**Supplied material**.
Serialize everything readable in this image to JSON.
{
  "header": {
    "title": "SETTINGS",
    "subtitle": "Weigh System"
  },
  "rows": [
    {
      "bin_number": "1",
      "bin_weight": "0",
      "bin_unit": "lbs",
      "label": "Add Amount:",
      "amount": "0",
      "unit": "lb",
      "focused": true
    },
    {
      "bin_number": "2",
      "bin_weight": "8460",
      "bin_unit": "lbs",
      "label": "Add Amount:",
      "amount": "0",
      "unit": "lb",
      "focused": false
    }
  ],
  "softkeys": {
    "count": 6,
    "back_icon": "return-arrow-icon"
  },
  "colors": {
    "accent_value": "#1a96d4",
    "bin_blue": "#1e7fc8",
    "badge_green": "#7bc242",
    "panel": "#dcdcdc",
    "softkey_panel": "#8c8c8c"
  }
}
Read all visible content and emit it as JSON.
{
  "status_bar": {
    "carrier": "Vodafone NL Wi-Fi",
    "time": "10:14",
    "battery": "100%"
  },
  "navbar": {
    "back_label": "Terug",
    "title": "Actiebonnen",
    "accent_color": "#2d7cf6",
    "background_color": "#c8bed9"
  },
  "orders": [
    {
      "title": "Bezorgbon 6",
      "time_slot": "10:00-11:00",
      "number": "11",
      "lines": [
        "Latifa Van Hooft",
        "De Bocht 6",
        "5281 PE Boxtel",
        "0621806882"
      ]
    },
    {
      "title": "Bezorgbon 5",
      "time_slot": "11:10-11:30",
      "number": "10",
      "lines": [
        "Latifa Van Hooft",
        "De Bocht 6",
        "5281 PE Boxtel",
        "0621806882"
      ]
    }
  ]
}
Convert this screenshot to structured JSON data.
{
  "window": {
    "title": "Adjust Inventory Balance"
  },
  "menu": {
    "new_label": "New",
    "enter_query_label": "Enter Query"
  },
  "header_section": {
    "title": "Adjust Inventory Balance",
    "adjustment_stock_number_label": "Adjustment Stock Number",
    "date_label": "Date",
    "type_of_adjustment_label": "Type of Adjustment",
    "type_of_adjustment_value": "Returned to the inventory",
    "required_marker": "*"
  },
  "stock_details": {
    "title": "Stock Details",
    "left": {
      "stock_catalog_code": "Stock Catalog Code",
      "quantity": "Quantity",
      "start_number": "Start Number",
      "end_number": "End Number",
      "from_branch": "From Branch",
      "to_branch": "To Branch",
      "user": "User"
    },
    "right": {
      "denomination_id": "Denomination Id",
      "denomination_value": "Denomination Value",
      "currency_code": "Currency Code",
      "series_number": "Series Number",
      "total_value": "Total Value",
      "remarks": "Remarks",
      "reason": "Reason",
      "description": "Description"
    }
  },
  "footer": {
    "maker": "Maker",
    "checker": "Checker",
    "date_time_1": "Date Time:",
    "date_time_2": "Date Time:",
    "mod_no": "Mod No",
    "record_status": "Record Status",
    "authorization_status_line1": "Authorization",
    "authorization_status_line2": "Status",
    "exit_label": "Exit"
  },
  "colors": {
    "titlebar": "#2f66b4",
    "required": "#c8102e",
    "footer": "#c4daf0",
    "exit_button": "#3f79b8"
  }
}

**Work required**. Your task is to reproduce all of the records exactly.

**Task result**.
Serialize everything readable in this image to JSON.
{
  "header": {
    "title": "SETTINGS",
    "subtitle": "Weigh System"
  },
  "rows": [
    {
      "bin_number": "1",
      "bin_weight": "0",
      "bin_unit": "lbs",
      "label": "Add Amount:",
      "amount": "0",
      "unit": "lb",
      "focused": true
    },
    {
      "bin_number": "2",
      "bin_weight": "8460",
      "bin_unit": "lbs",
      "label": "Add Amount:",
      "amount": "0",
      "unit": "lb",
      "focused": false
    }
  ],
  "softkeys": {
    "count": 6,
    "back_icon": "return-arrow-icon"
  },
  "colors": {
    "accent_value": "#1a96d4",
    "bin_blue": "#1e7fc8",
    "badge_green": "#7bc242",
    "panel": "#dcdcdc",
    "softkey_panel": "#8c8c8c"
  }
}
Read all visible content and emit it as JSON.
{
  "status_bar": {
    "carrier": "Vodafone NL Wi-Fi",
    "time": "10:14",
    "battery": "100%"
  },
  "navbar": {
    "back_label": "Terug",
    "title": "Actiebonnen",
    "accent_color": "#2d7cf6",
    "background_color": "#c8bed9"
  },
  "orders": [
    {
      "title": "Bezorgbon 6",
      "time_slot": "10:00-11:00",
      "number": "11",
      "lines": [
        "Latifa Van Hooft",
        "De Bocht 6",
        "5281 PE Boxtel",
        "0621806882"
      ]
    },
    {
      "title": "Bezorgbon 5",
      "time_slot": "11:10-11:30",
      "number": "10",
      "lines": [
        "Latifa Van Hooft",
        "De Bocht 6",
        "5281 PE Boxtel",
        "0621806882"
      ]
    }
  ]
}
Convert this screenshot to structured JSON data.
{
  "window": {
    "title": "Adjust Inventory Balance"
  },
  "menu": {
    "new_label": "New",
    "enter_query_label": "Enter Query"
  },
  "header_section": {
    "title": "Adjust Inventory Balance",
    "adjustment_stock_number_label": "Adjustment Stock Number",
    "date_label": "Date",
    "type_of_adjustment_label": "Type of Adjustment",
    "type_of_adjustment_value": "Returned to the inventory",
    "required_marker": "*"
  },
  "stock_details": {
    "title": "Stock Details",
    "left": {
      "stock_catalog_code": "Stock Catalog Code",
      "quantity": "Quantity",
      "start_number": "Start Number",
      "end_number": "End Number",
      "from_branch": "From Branch",
      "to_branch": "To Branch",
      "user": "User"
    },
    "right": {
      "denomination_id": "Denomination Id",
      "denomination_value": "Denomination Value",
      "currency_code": "Currency Code",
      "series_number": "Series Number",
      "total_value": "Total Value",
      "remarks": "Remarks",
      "reason": "Reason",
      "description": "Description"
    }
  },
  "footer": {
    "maker": "Maker",
    "checker": "Checker",
    "date_time_1": "Date Time:",
    "date_time_2": "Date Time:",
    "mod_no": "Mod No",
    "record_status": "Record Status",
    "authorization_status_line1": "Authorization",
    "authorization_status_line2": "Status",
    "exit_label": "Exit"
  },
  "colors": {
    "titlebar": "#2f66b4",
    "required": "#c8102e",
    "footer": "#c4daf0",
    "exit_button": "#3f79b8"
  }
}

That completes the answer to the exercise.